> [Given instruction]
Look through the data below. Collect every line where the word "ylabel" occurs.

> [Records for this task]
* * * * *

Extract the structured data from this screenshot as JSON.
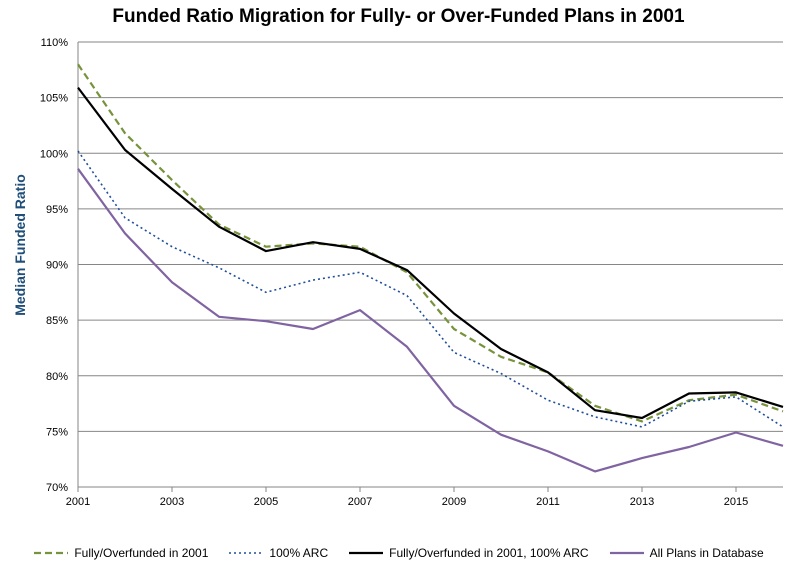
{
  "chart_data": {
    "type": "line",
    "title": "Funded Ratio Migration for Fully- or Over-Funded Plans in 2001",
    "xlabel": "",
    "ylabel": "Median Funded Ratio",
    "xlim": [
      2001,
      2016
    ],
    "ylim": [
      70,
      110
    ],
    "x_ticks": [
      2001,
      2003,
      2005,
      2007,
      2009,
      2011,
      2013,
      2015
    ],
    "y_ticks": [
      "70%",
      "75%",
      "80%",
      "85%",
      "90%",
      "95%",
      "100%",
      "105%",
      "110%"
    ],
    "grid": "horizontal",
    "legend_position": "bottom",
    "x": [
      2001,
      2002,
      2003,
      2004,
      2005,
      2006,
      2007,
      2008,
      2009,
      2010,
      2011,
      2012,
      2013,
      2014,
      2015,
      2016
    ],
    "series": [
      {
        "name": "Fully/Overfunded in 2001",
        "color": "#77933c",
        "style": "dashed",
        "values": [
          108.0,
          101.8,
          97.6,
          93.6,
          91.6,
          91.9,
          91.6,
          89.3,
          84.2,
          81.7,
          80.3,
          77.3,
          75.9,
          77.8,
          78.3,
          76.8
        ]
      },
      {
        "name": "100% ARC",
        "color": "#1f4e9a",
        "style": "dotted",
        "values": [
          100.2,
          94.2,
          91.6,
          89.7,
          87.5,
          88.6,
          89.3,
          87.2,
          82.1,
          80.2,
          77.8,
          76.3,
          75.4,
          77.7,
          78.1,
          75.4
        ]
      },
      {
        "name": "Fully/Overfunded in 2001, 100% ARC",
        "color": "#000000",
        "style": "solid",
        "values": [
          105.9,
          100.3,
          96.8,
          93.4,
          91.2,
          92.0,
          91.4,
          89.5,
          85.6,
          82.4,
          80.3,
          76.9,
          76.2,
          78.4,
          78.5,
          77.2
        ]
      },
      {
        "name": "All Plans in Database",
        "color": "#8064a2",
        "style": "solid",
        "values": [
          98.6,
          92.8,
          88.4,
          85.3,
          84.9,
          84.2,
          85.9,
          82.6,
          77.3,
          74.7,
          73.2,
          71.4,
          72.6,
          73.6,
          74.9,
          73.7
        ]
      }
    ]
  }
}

* * * * *

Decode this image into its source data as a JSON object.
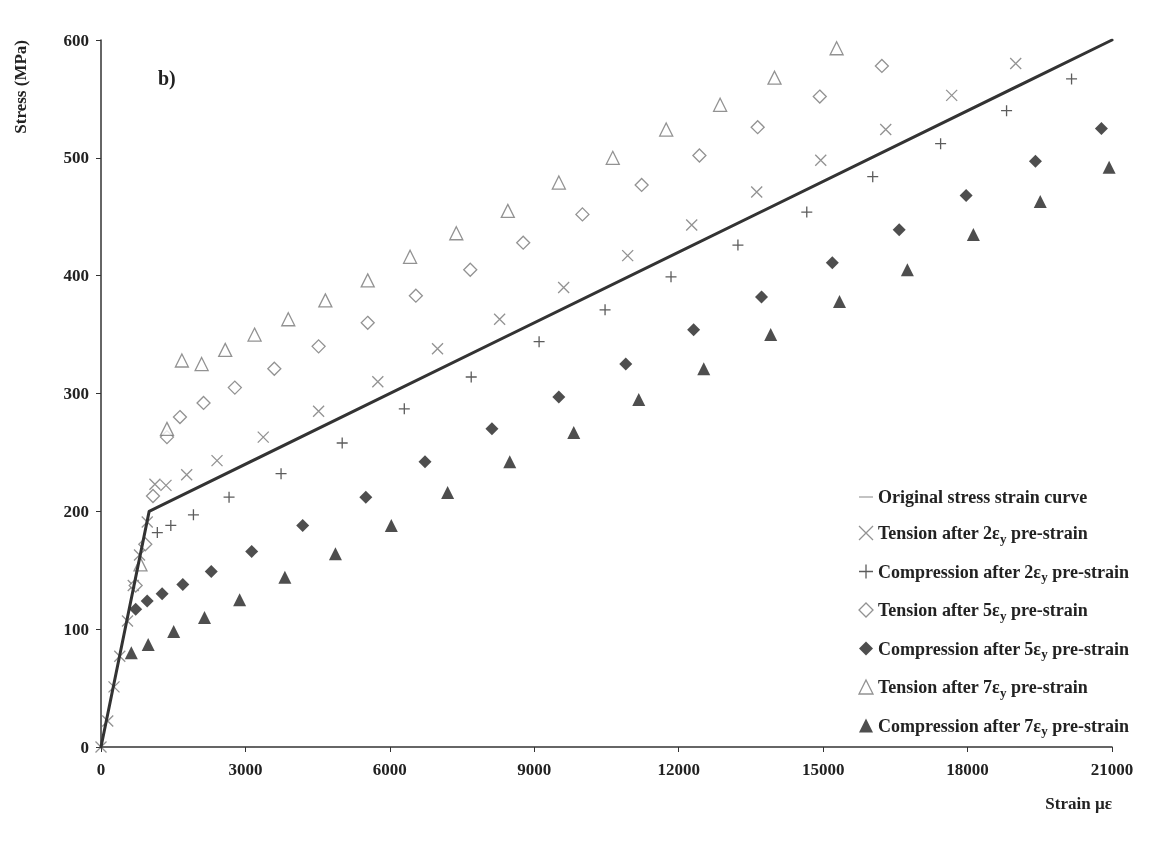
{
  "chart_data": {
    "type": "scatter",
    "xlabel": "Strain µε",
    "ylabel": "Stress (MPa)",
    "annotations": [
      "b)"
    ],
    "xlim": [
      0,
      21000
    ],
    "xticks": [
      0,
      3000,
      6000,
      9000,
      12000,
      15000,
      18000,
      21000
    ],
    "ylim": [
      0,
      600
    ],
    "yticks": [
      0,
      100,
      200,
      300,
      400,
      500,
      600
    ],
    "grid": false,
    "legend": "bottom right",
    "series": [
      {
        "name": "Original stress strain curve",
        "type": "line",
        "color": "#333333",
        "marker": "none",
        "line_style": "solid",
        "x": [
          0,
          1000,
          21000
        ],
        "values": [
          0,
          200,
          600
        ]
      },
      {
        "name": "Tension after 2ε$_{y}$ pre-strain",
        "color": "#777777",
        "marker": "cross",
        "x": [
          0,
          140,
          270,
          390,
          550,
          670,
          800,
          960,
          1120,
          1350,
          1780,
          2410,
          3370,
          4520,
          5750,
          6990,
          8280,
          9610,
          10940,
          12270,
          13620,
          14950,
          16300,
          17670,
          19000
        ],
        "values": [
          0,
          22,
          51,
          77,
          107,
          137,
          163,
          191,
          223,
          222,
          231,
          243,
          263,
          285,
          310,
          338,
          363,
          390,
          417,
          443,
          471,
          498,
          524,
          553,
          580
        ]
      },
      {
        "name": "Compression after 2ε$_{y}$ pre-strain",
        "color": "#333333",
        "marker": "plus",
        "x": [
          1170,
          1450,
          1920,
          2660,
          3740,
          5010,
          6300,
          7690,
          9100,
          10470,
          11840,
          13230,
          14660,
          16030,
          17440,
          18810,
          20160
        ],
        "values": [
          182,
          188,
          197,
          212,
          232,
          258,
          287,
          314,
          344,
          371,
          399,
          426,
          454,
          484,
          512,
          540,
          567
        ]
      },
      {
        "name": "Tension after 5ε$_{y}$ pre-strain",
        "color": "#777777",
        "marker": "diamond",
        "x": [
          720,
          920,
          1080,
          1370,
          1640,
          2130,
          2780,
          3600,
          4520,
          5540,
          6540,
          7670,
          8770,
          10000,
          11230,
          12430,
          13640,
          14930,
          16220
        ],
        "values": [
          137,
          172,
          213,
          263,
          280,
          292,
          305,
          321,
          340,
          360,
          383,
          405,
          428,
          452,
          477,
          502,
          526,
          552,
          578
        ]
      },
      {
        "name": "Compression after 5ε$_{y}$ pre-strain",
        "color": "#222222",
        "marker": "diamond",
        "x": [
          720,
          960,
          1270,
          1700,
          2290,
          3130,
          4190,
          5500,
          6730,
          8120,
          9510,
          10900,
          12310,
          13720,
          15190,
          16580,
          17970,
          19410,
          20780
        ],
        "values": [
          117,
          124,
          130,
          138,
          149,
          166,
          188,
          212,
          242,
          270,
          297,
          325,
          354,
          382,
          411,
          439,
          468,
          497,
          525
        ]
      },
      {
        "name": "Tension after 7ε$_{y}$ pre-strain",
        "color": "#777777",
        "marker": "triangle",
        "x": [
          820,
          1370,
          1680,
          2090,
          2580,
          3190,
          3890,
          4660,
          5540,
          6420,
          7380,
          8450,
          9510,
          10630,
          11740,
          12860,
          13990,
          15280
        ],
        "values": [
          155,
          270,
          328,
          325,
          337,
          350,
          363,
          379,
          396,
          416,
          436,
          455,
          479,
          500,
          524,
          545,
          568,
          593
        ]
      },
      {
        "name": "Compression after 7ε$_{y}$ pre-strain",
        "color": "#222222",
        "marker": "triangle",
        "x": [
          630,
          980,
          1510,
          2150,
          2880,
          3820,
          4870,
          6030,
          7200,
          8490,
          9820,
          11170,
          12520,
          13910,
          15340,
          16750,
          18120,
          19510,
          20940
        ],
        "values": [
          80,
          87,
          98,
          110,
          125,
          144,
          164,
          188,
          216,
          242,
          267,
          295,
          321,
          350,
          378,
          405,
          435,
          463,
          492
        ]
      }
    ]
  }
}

* * * * *

> [Written solution]
    "ylabel": "Median Funded Ratio",
    "ylabel": "Stress (MPa)",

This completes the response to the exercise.